(Layout element notes)
⁂

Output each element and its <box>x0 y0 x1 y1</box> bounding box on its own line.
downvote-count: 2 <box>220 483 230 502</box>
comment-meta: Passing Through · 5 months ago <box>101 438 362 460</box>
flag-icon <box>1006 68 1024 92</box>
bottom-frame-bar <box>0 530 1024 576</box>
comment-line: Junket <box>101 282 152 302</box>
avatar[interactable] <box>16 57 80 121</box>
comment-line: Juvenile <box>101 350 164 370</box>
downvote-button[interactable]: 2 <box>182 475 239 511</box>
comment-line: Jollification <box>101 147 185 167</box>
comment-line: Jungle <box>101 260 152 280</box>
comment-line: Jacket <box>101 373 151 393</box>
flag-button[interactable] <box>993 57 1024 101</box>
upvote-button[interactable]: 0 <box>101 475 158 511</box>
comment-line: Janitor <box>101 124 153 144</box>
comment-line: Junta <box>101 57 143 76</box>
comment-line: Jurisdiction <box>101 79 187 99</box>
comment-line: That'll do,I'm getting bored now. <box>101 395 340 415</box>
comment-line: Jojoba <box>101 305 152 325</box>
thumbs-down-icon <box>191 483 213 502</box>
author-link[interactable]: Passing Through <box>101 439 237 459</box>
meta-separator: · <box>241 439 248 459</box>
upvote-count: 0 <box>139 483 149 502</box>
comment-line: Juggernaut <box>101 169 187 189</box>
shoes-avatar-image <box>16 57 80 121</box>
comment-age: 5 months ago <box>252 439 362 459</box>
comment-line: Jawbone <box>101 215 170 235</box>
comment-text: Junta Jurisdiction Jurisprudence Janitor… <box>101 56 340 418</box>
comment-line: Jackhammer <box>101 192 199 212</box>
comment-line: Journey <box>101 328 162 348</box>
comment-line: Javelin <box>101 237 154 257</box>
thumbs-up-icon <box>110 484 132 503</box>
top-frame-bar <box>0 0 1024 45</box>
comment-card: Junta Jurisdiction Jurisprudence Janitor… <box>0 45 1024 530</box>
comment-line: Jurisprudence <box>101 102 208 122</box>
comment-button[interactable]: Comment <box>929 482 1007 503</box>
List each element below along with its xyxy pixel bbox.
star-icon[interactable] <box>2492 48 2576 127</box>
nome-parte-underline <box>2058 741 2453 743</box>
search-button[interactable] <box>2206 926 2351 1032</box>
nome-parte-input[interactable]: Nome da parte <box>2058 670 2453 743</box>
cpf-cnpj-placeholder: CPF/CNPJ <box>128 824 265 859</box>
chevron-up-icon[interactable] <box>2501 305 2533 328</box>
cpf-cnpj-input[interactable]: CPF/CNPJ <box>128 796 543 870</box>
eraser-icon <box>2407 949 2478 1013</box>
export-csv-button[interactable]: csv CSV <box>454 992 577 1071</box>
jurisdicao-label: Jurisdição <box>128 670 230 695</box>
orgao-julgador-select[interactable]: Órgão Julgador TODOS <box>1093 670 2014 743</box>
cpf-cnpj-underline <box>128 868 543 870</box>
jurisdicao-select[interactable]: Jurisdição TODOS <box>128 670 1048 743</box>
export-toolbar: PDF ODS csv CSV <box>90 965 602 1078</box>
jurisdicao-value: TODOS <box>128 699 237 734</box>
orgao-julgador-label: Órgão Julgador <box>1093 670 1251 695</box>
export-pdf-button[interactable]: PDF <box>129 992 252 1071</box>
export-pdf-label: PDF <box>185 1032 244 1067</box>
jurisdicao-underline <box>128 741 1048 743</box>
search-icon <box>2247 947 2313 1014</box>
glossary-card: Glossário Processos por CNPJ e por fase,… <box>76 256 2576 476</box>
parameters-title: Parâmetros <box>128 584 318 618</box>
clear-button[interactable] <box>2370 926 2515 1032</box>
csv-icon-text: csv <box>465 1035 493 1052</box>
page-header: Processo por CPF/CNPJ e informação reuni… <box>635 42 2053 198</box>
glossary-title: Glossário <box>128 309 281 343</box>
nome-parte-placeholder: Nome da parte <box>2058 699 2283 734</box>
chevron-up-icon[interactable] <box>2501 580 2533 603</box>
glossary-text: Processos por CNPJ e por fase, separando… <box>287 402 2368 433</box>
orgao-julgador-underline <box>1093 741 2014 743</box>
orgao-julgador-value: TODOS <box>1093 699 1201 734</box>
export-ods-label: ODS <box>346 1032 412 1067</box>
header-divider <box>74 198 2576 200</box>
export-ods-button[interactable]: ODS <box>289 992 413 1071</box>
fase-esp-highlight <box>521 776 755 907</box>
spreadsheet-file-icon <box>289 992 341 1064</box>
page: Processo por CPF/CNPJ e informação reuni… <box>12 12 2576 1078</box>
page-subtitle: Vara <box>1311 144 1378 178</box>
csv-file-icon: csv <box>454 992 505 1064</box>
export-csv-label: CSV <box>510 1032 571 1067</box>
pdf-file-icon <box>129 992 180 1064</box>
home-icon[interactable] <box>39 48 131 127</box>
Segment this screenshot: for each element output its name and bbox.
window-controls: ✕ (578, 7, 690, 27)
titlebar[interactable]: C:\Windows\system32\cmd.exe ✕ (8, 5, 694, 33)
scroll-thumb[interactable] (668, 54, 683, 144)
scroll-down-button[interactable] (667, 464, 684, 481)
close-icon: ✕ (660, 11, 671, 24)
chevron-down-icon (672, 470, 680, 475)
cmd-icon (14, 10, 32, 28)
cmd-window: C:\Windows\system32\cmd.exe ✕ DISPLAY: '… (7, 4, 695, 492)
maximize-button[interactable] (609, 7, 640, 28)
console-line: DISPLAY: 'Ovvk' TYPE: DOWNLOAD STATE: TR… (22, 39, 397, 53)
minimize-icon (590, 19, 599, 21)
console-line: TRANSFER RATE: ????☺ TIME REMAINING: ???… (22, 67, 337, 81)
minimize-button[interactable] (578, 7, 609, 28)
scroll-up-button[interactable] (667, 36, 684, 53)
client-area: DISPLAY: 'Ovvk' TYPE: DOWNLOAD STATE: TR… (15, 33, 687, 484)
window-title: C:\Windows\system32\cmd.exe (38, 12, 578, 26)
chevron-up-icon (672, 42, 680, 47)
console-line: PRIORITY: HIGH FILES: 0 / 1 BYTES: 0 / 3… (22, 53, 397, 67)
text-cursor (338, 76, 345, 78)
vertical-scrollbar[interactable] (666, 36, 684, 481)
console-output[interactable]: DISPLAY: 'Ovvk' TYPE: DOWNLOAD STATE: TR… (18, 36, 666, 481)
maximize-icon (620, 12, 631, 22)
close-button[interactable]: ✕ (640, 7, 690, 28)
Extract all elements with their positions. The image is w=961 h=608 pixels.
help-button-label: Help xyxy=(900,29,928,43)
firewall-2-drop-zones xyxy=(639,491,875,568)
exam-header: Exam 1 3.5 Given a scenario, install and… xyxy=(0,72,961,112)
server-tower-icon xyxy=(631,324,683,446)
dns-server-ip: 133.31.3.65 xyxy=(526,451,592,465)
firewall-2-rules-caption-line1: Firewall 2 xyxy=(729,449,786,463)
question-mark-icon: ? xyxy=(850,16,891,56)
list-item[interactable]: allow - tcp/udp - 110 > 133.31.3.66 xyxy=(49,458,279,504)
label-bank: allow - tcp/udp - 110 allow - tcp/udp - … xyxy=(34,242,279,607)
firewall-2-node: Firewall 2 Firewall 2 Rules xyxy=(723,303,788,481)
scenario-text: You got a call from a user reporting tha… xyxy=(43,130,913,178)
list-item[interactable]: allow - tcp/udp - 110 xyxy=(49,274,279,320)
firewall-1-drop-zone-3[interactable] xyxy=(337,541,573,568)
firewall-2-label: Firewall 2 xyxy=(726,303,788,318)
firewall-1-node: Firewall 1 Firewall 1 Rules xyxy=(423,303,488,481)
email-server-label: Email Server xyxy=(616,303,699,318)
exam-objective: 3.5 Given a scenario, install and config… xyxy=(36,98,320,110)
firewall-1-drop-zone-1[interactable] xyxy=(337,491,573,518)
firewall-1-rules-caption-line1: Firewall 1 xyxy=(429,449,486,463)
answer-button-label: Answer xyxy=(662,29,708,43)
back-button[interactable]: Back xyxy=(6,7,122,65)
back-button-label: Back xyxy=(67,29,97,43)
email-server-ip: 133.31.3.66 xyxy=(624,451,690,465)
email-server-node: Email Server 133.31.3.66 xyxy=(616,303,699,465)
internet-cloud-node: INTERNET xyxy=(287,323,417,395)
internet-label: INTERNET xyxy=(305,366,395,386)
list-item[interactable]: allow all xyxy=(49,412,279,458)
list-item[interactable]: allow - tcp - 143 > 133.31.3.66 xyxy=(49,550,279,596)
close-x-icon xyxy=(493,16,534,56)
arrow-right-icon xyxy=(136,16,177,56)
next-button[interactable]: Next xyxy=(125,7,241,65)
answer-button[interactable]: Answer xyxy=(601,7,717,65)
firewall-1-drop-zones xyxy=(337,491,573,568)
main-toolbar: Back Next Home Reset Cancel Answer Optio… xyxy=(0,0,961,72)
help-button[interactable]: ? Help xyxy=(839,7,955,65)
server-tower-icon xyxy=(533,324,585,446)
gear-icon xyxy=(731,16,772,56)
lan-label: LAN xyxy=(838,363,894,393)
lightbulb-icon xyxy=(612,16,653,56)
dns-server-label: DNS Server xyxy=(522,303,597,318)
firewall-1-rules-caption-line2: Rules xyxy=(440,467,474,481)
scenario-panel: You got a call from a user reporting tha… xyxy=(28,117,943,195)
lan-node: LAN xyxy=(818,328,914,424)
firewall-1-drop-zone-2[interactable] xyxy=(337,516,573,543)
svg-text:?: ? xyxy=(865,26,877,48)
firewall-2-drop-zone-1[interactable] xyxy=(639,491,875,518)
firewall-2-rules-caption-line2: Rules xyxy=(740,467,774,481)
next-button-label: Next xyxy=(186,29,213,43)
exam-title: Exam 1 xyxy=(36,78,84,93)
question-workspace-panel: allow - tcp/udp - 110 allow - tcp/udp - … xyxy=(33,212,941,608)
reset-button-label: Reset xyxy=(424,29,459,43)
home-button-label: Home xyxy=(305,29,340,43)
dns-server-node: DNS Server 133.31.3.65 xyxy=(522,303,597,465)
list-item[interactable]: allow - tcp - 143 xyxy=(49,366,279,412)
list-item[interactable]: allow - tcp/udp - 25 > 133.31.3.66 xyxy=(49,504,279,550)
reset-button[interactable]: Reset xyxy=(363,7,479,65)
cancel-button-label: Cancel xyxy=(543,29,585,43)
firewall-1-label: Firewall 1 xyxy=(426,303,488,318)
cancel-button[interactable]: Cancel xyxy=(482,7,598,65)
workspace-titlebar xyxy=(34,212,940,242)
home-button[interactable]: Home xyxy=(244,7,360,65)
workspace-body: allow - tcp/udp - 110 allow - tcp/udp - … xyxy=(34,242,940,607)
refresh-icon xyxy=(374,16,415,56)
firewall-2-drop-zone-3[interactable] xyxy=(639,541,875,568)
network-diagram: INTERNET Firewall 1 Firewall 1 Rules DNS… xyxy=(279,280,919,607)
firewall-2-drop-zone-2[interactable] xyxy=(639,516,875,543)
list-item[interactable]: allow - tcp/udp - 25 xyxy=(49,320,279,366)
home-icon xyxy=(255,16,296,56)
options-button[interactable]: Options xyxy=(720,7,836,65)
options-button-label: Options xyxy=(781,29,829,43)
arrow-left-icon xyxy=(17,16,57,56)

⁂

Output the lines as a Markdown table with the columns Row and Line, leaving out any blank lines. Begin at the first line and stop after the one that has "comment-line: Juvenile <box>101".

#### FINISHED ANSWER:
| Row | Line |
|---|---|
| 1 | Output each element and its <box>x0 y0 x1 y1</box> bounding box on its own line. |
| 2 | downvote-count: 2 <box>220 483 230 502</box> |
| 3 | comment-meta: Passing Through · 5 months ago <box>101 438 362 460</box> |
| 4 | flag-icon <box>1006 68 1024 92</box> |
| 5 | bottom-frame-bar <box>0 530 1024 576</box> |
| 6 | comment-line: Junket <box>101 282 152 302</box> |
| 7 | avatar[interactable] <box>16 57 80 121</box> |
| 8 | comment-line: Juvenile <box>101 350 164 370</box> |